* **Stated task**
Determine which lines contain the word "subheading", then copy those lines.

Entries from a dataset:
---------------

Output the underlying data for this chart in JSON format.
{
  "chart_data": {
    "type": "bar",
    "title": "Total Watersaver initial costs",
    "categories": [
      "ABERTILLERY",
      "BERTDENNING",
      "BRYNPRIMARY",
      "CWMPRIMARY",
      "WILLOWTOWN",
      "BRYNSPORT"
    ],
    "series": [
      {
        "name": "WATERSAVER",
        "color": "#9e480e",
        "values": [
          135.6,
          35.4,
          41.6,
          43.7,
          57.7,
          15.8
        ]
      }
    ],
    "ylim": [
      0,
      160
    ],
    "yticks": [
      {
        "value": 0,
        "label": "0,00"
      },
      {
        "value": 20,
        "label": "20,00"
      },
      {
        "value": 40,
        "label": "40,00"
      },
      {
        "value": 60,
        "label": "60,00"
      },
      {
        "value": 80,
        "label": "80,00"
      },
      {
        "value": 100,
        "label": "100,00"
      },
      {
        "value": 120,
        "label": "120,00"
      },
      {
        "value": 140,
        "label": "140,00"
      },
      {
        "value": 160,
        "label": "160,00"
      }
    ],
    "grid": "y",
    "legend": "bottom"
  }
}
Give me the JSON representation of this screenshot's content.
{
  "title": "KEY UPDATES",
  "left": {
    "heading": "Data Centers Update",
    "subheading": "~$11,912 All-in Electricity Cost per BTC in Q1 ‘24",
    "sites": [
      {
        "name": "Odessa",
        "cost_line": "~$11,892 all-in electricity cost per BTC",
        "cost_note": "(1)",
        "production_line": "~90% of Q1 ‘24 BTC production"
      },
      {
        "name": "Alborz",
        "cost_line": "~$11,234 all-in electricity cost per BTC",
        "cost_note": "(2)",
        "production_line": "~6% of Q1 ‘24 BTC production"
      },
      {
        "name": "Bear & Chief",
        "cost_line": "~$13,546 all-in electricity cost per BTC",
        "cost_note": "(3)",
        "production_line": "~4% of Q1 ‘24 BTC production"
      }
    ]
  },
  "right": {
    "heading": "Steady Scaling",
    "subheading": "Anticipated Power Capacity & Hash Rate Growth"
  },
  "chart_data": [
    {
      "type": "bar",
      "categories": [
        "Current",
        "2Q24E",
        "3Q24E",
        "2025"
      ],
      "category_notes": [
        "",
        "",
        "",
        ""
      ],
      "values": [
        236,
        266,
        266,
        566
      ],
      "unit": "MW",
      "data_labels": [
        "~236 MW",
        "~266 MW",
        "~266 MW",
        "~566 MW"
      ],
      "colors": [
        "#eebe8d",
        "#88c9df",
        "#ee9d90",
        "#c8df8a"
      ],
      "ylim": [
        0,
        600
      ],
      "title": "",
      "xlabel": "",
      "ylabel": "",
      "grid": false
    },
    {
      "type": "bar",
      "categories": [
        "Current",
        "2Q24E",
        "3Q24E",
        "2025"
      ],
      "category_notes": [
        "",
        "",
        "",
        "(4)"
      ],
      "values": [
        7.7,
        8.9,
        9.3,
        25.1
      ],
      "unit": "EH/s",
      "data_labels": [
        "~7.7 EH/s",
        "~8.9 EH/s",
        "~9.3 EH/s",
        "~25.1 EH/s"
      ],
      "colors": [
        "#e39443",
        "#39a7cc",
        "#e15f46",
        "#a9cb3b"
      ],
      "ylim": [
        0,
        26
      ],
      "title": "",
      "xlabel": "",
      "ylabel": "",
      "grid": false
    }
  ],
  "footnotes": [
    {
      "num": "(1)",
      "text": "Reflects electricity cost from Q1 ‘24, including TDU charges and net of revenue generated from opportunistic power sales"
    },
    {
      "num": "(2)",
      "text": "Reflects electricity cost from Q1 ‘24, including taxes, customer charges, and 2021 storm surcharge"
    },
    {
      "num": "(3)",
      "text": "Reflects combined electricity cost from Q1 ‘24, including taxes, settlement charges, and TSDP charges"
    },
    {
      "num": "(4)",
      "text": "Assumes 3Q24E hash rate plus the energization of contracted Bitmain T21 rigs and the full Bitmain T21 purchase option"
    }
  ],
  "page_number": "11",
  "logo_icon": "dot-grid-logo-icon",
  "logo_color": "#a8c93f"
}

---------------

* **In response**
    "subheading": "~$11,912 All-in Electricity Cost per BTC in Q1 ‘24",
    "subheading": "Anticipated Power Capacity & Hash Rate Growth"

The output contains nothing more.